> _To be done_: Pick out the lines containing "बरकर".

──────── Records supplied ────────

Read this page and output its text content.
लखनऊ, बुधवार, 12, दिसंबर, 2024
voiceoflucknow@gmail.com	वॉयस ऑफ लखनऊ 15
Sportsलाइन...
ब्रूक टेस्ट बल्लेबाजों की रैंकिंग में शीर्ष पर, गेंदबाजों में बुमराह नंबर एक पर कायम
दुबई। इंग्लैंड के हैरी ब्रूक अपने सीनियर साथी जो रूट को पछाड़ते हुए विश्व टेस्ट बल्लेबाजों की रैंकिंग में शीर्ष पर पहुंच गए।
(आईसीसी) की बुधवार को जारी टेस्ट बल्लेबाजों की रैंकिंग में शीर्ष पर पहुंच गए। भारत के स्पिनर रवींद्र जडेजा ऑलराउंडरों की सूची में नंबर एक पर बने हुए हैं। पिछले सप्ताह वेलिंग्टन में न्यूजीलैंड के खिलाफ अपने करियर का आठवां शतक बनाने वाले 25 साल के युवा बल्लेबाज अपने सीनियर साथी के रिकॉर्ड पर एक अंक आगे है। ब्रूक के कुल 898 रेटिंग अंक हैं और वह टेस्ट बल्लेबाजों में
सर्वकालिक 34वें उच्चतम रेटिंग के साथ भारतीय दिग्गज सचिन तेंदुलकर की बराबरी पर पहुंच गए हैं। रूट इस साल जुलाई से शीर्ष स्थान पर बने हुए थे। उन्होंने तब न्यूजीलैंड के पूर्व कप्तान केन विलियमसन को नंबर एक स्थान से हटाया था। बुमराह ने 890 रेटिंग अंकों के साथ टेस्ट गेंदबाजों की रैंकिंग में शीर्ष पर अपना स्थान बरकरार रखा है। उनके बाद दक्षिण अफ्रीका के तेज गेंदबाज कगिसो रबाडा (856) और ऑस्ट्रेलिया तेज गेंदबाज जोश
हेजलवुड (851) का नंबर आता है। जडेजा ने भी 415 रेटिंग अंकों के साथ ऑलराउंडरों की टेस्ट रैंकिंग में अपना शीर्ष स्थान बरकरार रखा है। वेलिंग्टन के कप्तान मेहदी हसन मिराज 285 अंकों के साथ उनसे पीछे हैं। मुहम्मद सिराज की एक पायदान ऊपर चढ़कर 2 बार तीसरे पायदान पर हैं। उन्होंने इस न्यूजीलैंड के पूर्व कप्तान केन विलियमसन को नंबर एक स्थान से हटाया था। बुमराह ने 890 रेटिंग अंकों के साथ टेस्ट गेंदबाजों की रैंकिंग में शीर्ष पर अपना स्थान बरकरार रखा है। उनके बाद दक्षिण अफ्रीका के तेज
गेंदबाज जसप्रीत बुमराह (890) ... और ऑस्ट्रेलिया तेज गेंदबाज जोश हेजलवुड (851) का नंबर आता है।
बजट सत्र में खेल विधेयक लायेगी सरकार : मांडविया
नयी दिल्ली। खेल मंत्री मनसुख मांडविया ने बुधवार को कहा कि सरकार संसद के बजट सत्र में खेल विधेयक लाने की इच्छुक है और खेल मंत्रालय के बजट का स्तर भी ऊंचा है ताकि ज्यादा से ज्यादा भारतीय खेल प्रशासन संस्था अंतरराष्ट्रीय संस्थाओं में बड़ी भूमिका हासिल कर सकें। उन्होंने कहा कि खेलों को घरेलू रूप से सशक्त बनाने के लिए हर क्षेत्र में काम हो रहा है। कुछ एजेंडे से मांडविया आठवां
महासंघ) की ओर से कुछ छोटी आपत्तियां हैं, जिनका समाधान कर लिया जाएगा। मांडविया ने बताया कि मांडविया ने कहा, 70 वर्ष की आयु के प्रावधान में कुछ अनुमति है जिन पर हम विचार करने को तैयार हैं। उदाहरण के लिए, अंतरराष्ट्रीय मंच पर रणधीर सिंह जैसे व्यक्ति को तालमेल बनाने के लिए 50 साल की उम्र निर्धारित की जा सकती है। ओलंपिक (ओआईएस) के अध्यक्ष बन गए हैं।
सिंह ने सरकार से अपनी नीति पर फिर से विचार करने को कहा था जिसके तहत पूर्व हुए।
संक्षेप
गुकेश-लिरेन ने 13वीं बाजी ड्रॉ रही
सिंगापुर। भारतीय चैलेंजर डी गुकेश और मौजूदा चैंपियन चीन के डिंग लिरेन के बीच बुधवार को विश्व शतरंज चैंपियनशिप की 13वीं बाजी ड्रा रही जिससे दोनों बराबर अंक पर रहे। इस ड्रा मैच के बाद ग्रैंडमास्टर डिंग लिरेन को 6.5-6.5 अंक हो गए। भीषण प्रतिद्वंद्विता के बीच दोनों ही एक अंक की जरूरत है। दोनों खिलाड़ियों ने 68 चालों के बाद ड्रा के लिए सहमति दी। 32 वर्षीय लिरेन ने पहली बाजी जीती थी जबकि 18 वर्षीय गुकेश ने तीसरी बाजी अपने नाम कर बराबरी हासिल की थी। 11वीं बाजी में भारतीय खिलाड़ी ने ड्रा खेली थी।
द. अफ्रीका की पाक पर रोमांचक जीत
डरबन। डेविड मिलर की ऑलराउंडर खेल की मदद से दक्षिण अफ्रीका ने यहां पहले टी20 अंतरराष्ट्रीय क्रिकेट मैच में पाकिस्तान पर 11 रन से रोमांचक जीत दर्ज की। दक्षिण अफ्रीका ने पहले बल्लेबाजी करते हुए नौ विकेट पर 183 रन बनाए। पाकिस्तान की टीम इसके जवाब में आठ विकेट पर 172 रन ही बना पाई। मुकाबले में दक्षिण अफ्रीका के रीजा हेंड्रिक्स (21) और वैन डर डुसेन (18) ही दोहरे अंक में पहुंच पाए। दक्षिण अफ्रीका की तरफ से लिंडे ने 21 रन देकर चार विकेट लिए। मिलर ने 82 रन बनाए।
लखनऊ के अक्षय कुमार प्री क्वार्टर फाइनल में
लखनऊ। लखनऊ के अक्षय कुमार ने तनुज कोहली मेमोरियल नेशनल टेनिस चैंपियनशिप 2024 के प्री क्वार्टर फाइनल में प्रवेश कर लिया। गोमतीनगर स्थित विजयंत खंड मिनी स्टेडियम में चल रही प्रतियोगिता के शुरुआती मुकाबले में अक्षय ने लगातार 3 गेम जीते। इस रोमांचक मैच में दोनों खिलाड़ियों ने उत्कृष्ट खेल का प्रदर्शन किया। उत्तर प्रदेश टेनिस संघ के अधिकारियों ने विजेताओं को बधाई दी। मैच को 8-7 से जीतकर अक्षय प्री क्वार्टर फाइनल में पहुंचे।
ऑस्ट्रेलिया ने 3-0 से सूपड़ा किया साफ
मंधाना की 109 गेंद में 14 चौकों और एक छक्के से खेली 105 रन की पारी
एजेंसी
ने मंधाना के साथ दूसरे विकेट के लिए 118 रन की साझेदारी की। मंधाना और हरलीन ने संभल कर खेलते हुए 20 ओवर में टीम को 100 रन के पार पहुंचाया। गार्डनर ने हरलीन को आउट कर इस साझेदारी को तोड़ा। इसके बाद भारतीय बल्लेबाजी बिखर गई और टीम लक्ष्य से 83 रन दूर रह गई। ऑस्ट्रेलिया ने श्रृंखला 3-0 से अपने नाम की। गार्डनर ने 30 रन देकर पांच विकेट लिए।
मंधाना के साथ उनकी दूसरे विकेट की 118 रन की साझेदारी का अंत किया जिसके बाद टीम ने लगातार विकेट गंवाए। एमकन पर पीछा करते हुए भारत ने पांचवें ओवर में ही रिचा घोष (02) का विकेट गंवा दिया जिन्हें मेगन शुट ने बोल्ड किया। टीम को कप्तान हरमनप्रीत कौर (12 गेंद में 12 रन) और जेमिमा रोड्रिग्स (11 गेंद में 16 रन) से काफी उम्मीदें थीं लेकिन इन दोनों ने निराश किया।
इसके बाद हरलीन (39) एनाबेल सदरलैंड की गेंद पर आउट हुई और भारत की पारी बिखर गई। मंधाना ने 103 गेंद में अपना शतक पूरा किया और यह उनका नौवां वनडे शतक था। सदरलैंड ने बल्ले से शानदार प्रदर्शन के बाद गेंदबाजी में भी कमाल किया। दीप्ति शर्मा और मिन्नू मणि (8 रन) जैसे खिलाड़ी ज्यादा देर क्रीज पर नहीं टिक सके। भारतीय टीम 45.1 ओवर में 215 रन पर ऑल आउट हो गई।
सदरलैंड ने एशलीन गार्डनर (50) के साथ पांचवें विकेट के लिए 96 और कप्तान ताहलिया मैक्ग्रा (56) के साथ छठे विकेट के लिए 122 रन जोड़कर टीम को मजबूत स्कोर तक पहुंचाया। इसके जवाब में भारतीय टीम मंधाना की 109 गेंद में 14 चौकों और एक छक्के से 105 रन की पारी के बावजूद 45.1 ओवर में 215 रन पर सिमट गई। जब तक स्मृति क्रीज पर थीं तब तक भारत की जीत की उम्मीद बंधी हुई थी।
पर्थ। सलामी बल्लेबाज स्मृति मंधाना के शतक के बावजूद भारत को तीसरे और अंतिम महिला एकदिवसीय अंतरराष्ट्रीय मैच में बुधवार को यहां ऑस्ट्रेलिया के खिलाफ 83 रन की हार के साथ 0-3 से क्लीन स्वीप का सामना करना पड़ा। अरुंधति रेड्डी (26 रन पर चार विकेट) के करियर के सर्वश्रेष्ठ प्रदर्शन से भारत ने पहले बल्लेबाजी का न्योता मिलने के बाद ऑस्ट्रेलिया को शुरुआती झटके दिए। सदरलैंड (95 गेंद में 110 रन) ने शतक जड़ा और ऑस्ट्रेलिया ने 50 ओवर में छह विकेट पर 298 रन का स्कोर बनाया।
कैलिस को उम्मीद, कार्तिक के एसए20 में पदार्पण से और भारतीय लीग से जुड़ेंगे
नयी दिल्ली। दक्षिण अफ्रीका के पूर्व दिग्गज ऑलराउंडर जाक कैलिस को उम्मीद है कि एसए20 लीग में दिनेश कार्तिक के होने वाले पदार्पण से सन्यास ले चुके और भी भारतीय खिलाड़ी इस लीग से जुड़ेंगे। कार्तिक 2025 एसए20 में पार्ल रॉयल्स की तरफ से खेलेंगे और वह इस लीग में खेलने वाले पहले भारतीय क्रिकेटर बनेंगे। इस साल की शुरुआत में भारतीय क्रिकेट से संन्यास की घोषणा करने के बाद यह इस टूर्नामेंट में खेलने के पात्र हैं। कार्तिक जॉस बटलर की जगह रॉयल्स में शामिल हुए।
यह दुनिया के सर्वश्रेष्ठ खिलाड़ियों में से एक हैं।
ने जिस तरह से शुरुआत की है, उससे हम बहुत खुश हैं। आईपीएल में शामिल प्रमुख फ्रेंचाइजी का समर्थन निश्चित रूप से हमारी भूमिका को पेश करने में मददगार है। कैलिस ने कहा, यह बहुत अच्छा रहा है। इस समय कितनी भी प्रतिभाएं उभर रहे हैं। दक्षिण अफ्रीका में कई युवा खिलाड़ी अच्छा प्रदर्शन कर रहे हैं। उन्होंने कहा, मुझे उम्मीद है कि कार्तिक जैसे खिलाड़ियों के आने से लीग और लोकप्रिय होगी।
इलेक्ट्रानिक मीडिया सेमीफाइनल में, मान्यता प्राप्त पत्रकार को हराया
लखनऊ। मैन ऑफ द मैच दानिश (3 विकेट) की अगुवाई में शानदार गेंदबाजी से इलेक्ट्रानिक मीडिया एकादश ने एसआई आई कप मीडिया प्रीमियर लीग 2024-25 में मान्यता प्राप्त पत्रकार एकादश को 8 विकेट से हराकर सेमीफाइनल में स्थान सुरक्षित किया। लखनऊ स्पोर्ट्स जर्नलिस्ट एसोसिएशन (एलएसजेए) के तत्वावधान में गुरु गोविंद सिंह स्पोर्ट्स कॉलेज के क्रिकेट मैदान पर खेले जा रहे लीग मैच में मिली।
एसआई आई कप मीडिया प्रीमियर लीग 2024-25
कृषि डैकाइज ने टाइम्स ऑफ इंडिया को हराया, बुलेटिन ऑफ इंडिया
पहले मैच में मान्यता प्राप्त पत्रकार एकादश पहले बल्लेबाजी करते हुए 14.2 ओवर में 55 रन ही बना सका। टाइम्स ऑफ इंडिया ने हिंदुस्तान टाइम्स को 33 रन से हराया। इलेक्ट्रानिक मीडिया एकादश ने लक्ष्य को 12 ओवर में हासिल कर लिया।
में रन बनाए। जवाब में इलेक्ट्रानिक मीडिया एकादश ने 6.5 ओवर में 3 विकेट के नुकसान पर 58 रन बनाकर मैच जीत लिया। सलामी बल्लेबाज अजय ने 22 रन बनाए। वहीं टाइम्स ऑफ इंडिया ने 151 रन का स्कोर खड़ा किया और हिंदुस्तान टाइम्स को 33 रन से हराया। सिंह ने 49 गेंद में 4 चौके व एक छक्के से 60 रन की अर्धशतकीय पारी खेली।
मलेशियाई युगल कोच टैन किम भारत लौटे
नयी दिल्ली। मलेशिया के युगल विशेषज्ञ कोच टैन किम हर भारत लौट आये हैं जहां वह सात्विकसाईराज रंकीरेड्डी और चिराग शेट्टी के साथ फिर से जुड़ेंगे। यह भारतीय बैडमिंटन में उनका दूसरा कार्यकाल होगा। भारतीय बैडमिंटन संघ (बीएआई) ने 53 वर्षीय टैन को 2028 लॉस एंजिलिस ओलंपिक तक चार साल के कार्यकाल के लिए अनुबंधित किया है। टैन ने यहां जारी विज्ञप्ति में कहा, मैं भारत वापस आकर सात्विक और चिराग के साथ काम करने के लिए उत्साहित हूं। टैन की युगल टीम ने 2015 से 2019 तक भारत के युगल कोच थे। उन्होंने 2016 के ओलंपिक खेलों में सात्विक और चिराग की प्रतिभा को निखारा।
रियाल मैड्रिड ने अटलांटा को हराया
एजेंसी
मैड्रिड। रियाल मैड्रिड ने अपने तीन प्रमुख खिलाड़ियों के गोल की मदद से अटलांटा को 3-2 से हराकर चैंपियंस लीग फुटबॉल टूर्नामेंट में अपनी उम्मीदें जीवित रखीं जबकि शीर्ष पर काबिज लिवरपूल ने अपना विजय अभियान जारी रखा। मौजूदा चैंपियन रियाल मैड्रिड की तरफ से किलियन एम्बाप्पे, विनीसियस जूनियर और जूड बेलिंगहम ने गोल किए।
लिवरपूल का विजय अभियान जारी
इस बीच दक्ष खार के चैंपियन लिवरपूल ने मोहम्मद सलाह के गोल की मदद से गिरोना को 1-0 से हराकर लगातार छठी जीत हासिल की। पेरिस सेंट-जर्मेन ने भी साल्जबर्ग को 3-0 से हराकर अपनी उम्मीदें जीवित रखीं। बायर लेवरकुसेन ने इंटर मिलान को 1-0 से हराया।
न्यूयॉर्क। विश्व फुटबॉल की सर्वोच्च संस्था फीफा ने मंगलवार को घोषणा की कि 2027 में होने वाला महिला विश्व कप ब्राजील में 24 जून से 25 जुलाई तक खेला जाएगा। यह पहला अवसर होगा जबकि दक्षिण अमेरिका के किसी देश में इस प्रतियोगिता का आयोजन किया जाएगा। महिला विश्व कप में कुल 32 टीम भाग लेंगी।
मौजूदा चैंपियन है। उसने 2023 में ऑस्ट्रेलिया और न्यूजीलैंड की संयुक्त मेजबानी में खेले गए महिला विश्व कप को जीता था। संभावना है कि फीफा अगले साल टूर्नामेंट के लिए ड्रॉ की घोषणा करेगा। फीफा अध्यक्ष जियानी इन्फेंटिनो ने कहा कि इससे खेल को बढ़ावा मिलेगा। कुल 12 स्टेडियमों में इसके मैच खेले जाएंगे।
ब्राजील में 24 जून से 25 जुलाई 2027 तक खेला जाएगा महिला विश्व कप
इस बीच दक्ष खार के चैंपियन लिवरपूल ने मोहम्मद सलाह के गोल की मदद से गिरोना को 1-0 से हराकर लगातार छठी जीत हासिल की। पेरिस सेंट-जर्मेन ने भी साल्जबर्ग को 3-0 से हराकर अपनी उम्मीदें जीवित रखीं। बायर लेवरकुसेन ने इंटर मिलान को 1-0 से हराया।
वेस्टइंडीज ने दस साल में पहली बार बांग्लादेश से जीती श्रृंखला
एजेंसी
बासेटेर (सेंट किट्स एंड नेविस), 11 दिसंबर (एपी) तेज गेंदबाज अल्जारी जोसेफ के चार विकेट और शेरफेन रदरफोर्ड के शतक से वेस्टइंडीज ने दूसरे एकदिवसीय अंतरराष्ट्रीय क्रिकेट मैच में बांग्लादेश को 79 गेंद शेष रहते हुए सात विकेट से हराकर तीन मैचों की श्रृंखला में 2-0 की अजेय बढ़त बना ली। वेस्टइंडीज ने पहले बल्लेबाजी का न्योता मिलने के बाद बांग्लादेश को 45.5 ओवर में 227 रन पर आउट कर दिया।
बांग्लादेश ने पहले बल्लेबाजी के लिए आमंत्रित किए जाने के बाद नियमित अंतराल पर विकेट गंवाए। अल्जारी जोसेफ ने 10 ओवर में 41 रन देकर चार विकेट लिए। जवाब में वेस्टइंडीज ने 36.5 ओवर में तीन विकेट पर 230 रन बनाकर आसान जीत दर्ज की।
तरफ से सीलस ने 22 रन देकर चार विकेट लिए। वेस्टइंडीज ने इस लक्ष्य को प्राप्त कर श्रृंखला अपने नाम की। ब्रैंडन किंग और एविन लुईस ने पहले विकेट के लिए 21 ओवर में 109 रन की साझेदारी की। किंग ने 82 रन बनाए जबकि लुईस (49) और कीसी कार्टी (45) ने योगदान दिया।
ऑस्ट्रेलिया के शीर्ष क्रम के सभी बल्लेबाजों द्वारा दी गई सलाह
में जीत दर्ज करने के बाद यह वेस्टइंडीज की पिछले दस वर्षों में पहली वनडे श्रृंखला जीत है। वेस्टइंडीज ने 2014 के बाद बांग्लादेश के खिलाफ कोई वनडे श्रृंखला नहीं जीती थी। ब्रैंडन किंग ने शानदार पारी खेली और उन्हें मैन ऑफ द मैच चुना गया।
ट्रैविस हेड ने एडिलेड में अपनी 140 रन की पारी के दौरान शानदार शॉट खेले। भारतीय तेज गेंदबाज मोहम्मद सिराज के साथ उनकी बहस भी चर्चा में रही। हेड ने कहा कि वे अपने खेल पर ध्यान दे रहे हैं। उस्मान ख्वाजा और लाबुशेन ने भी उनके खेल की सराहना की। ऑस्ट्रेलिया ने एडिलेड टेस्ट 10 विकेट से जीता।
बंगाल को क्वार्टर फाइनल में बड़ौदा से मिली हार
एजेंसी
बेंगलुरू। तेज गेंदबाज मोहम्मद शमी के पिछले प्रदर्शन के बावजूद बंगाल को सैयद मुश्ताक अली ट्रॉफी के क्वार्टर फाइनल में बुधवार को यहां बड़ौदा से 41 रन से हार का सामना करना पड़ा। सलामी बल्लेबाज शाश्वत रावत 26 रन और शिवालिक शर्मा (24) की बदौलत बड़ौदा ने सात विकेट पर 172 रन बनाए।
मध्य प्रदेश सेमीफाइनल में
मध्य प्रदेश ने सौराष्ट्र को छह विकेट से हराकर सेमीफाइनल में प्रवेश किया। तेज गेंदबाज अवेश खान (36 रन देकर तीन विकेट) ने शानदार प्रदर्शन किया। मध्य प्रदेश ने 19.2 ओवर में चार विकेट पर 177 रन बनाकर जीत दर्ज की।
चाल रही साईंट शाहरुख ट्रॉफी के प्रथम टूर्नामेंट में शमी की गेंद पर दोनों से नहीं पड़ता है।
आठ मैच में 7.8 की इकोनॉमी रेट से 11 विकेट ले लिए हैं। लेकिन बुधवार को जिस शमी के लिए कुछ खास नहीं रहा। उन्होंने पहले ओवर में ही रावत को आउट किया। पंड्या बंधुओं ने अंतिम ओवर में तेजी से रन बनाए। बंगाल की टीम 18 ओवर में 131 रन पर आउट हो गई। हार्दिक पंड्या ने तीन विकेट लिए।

────────

> _Answer to this task_:
सर्वकालिक 34वें उच्चतम रेटिंग के साथ भारतीय दिग्गज सचिन तेंदुलकर की बराबरी पर पहुंच गए हैं। रूट इस साल जुलाई से शीर्ष स्थान पर बने हुए थे। उन्होंने तब न्यूजीलैंड के पूर्व कप्तान केन विलियमसन को नंबर एक स्थान से हटाया था। बुमराह ने 890 रेटिंग अंकों के साथ टेस्ट गेंदबाजों की रैंकिंग में शीर्ष पर अपना स्थान बरकरार रखा है। उनके बाद दक्षिण अफ्रीका के तेज गेंदबाज कगिसो रबाडा (856) और ऑस्ट्रेलिया तेज गेंदबाज जोश
हेजलवुड (851) का नंबर आता है। जडेजा ने भी 415 रेटिंग अंकों के साथ ऑलराउंडरों की टेस्ट रैंकिंग में अपना शीर्ष स्थान बरकरार रखा है। वेलिंग्टन के कप्तान मेहदी हसन मिराज 285 अंकों के साथ उनसे पीछे हैं। मुहम्मद सिराज की एक पायदान ऊपर चढ़कर 2 बार तीसरे पायदान पर हैं। उन्होंने इस न्यूजीलैंड के पूर्व कप्तान केन विलियमसन को नंबर एक स्थान से हटाया था। बुमराह ने 890 रेटिंग अंकों के साथ टेस्ट गेंदबाजों की रैंकिंग में शीर्ष पर अपना स्थान बरकरार रखा है। उनके बाद दक्षिण अफ्रीका के तेज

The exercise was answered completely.